Drina es el nombre de un río que desde antiguo ha hecho de frontera natural entre Bosnia y Serbia. En el siglo XVI, cuando la región circundante conformaba una provincia adscrita al imperio turco, el visir que la gobernaba decidió construir un puente sobre dicho río, a la altura de la ciudad de Vichegrado. La presente novela cubre los cuatro siglos que van desde la construcción del puente hasta el período inicial de la Primera Guerra Mundial.
Se trata de una obra de ficción con basamento en hechos históricos. Su registro es episódico, alternando la anécdota y el drama. Andric es un estupendo fabulador, de modo que en ‘Un puente…’ ni lo dramático degenera en patetismo ni lo anecdótico en banalidad. Nunca sus materiales, aquellos de los que se vale el autor, llegan a degradar el alto nivel del todo. Mi impresión es que Andric advierte en cada situación un indicio de sentido -de la vida, del mundo, del ser del hombre-, sin que esto signifique que la novela abunde en filosofías (como no abunda en simbolismos). Acaso hiciera una muy certera selección de lo que, a su juicio, merece ser contado en unas crónicas (mayormente ficticias, cómo éstas de la ciudad de Vichegrado). El caso es que ninguno de los episodios que componen la novela adolece de gratuidad, y todos ellos sortean con éxito los riesgos de la sordidez y el melodrama.
Cada personaje y cada sucedido, cual sea el volumen que ocupen en el conjunto, son útiles al propósito de plasmar la dignidad de lo humano, así como la futilidad de toda soberbia (ideas ambas, directrices en el plan de la obra). Por momentos parece que el relato discurriese por la senda ejemplarizante de cierta literatura, mas enaltecido por la ausencia de moralinas y de sentencias edificantes. He ahí, por ejemplo, el personaje de lamentable estampa cuyo destino es el de ser bufón del pueblo: incluso él en su miseria puede disfrutar un asomo de gloria, cuando le celebran la pequeña aunque temeraria proeza de bailar sobre el parapeto del puente. O aquel dignatario musulmán, presunto erudito y cronista de la ciudad, en realidad un fatuo ignorante: los hechos más notorios -tal como la conquista austro-húngara de la provincia- empalidecen ante su convencimiento de que nada sería más importante que su propia persona; así pues, sus pretendidas crónicas no pasan de unas cuantas páginas de cuadernillo.

+-------+

Tarea A → ¿Cómo se traduce al inglés esta oración de la reseña sobre el puente del Drina: «Se trata de una obra de ficción con basamento en hechos históricos.»?
Tarea B → ¿Podrías prolongar la reseña sobre el puente del Drina a partir del punto en que se detiene?
Las filas no guardan relación con la reseña sobre el puente del Drina.

Listados de elementos y regiones:
+-------+

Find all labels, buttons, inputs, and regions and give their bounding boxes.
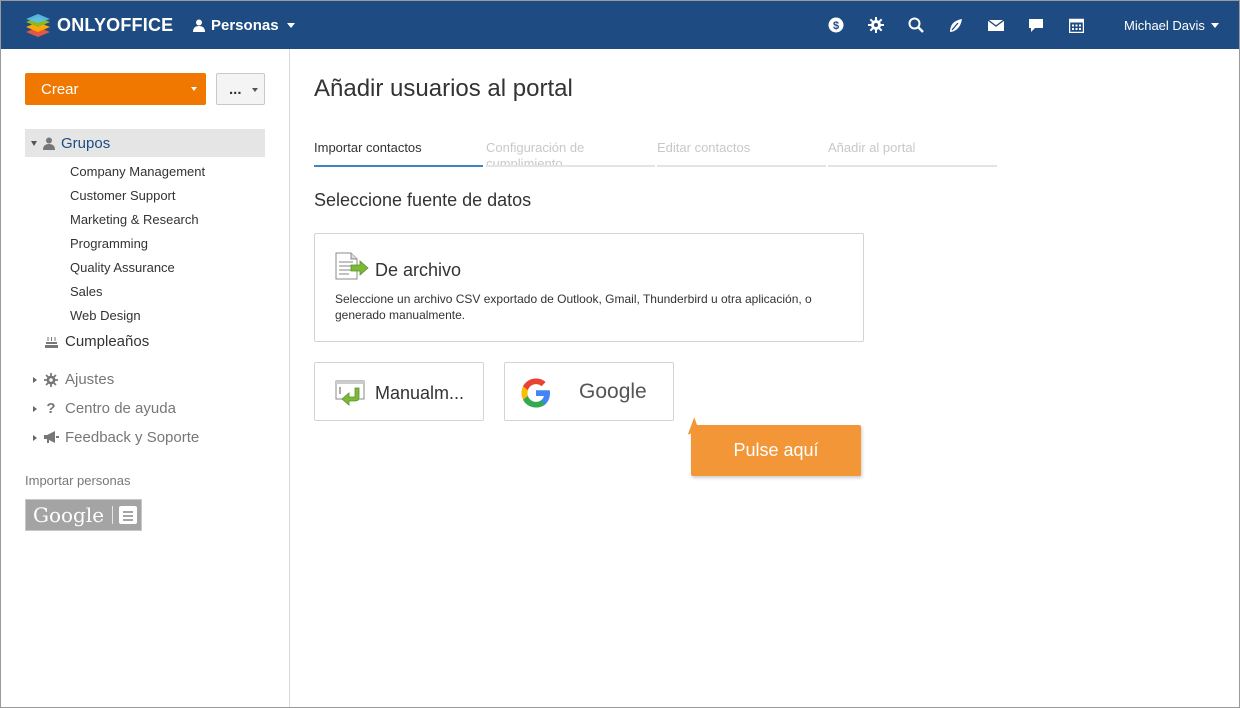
step-import-contacts[interactable]: Importar contactos xyxy=(314,140,483,167)
birthdays-label: Cumpleaños xyxy=(65,333,150,350)
more-button-label: ... xyxy=(229,80,242,98)
settings-label: Ajustes xyxy=(65,371,115,388)
group-item[interactable]: Web Design xyxy=(70,308,141,323)
group-item[interactable]: Programming xyxy=(70,236,148,251)
google-title: Google xyxy=(579,380,647,403)
question-icon: ? xyxy=(46,400,56,417)
onlyoffice-logo-icon[interactable] xyxy=(25,13,51,39)
step-compliance-settings: Configuración de cumplimiento xyxy=(486,140,655,167)
megaphone-icon xyxy=(43,430,59,446)
file-import-icon xyxy=(335,252,369,280)
money-icon[interactable]: $ xyxy=(827,16,845,34)
module-label: Personas xyxy=(211,17,279,34)
google-label: Google xyxy=(33,503,105,527)
feed-icon[interactable] xyxy=(947,16,965,34)
sidebar-item-help-center[interactable]: ? Centro de ayuda xyxy=(33,400,176,417)
chat-icon[interactable] xyxy=(1027,16,1045,34)
chevron-down-icon xyxy=(191,87,197,91)
groups-label: Grupos xyxy=(61,134,111,152)
mail-icon[interactable] xyxy=(987,16,1005,34)
chevron-down-icon xyxy=(1210,23,1219,28)
expand-arrow-icon[interactable] xyxy=(31,140,37,146)
logo-text[interactable]: ONLYOFFICE xyxy=(57,15,173,36)
sidebar: Crear ... Grupos Company Management Cust… xyxy=(1,49,290,707)
import-people-title: Importar personas xyxy=(25,473,131,488)
step-edit-contacts: Editar contactos xyxy=(657,140,826,167)
step-add-to-portal: Añadir al portal xyxy=(828,140,997,167)
sidebar-item-groups[interactable]: Grupos xyxy=(25,129,265,157)
calendar-icon[interactable] xyxy=(1067,16,1085,34)
gear-icon xyxy=(43,372,59,388)
svg-text:$: $ xyxy=(833,20,839,32)
import-google-button[interactable]: Google xyxy=(25,499,142,531)
person-icon xyxy=(43,137,55,150)
user-name: Michael Davis xyxy=(1124,18,1205,33)
sidebar-item-birthdays[interactable]: Cumpleaños xyxy=(43,333,149,350)
page-title: Añadir usuarios al portal xyxy=(314,75,573,102)
group-item[interactable]: Sales xyxy=(70,284,103,299)
group-item[interactable]: Company Management xyxy=(70,164,205,179)
manual-entry-icon xyxy=(335,380,365,406)
document-icon xyxy=(119,506,138,524)
manual-option[interactable]: Manualm... xyxy=(314,362,484,421)
module-selector[interactable]: Personas xyxy=(193,17,295,34)
section-title: Seleccione fuente de datos xyxy=(314,190,532,210)
click-here-callout: Pulse aquí xyxy=(691,425,861,476)
create-button-label: Crear xyxy=(41,80,79,98)
from-file-option[interactable]: De archivo Seleccione un archivo CSV exp… xyxy=(314,233,864,342)
search-icon[interactable] xyxy=(907,16,925,34)
google-logo-icon xyxy=(521,378,550,408)
callout-text: Pulse aquí xyxy=(733,440,819,460)
wizard-steps: Importar contactos Configuración de cump… xyxy=(314,140,998,167)
sidebar-item-settings[interactable]: Ajustes xyxy=(33,371,114,388)
expand-arrow-icon[interactable] xyxy=(33,405,37,412)
from-file-title: De archivo xyxy=(375,260,462,280)
chevron-down-icon xyxy=(286,23,295,28)
top-toolbar: $ xyxy=(827,16,1085,34)
gear-icon[interactable] xyxy=(867,16,885,34)
help-center-label: Centro de ayuda xyxy=(65,400,176,417)
manual-title: Manualm... xyxy=(375,383,465,403)
person-icon xyxy=(193,19,205,32)
group-item[interactable]: Quality Assurance xyxy=(70,260,175,275)
feedback-label: Feedback y Soporte xyxy=(65,429,200,446)
group-item[interactable]: Customer Support xyxy=(70,188,176,203)
sidebar-item-feedback[interactable]: Feedback y Soporte xyxy=(33,429,199,446)
create-button[interactable]: Crear xyxy=(25,73,206,105)
chevron-down-icon xyxy=(252,88,258,92)
more-actions-button[interactable]: ... xyxy=(216,73,265,105)
from-file-description: Seleccione un archivo CSV exportado de O… xyxy=(335,292,812,322)
user-menu[interactable]: Michael Davis xyxy=(1124,18,1219,33)
google-option[interactable]: Google xyxy=(504,362,674,421)
expand-arrow-icon[interactable] xyxy=(33,376,37,383)
cake-icon xyxy=(43,334,59,350)
divider xyxy=(112,506,114,524)
top-bar: ONLYOFFICE Personas $ Michael Davis xyxy=(1,1,1239,49)
expand-arrow-icon[interactable] xyxy=(33,434,37,441)
group-item[interactable]: Marketing & Research xyxy=(70,212,199,227)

+-------+

Respuesta A → It is a work of fiction grounded in historical events.

Respuesta B →
Si el puente aparece como escenario privilegiado de la novela, su kapia (una terraza provista de graderíos a mitad de la construcción) es a la vez hito y epítome de la historia de Vichegrado -tanto la Gran Historia como la pequeña, la del hombre común-. En la kapia se reúnen a diario ociosos y opinantes de lo divino y de lo humano. Allí se comentan noticias y se cierran negocios, y refuerzan los vichegradenses sus vínculos sociales. Desde la kapia se arroja al río la bella a la que han desposado contra su voluntad. Ahí se le ha aparecido a un jugador compulsivo el Gran Engatusador, que lo ha curado de su mal pero también le ha robado su vitalidad. Sobre sus piedras consuman los juerguistas grandes borracheras, y las nuevas generaciones de estudiantes filosofan sobre el mundo y rivalizan en amores. Es en una losa de la kapia donde se emplazan bandos y proclamas oficiales (del gobierno turco primero, luego del poder habsburgo). En esta terraza se instalan las guardias que controlan el paso de viajeros y transeúntes. En postes erigidos de propósito exhibe el ejército turco cabezas de rebeldes serbios -también de inocentes que han tenido el infortunio de hacerse sospechosos al arbitrio otomano-. En la terraza discuten los musulmanes, ya en el siglo XIX, las medidas a seguir para enfrentar el avance de las tropas cristianas. Y es en ella que un comité representativo de las tres religiones de la ciudad (musulmana, ortodoxa y judía) recibe al victorioso ejército austro-húngaro -y sufre el desdén de su altivo comandante-.
El puente es también testigo y víctima del cambio de los tiempos. Nacido como fundación pía por voluntad de un gobernante islámico, conforme transcurren los siglos su significado religioso pierde relevancia, para terminar cediendo frente al utilitarismo y pragmatismo de los días de la modernidad (llegada con el dominio habsburgo). Estupefactos, los musulmanes de Vichegrado observan lo que ellos consideran característica inquietud y laboriosidad de los occidentales, manifiesta en los ingentes trabajos de reparación del puente. Pero también constatan -desde el prisma de los más ancianos y testarudos de entre aquellos- la malicia e impiedad del eterno enemigo, al enterarse de que los austríacos han instalado una carga explosiva en la emblemática edificación.
Entrado el siglo XX, el país será un enorme campo de batalla en que se batirán los ejércitos de imperios decadentes y de incipientes estados. Si durante las Guerras Balcánicas de 1912 y 1913 en Vichegrado sólo resuenan ecos distantes de la guerra, el conflicto desatado por el atentado de Sarajevo (el asesinato del archiduque Francisco Fernando) acaba por ensañarse con la ciudad.
“[…] Y el puente -comenta en medio de la novela el narrador- continuaba irguiéndose, como siempre, con su eterna juventud, la juventud de una concepción perfecta y de las grandes y estimables obras del hombre, que ignoran lo que sea envejecer y cambiar y que no comparten -al menos, ésa es la impresión que dan- el destino de las cosas efímeras de este bajo mundo”.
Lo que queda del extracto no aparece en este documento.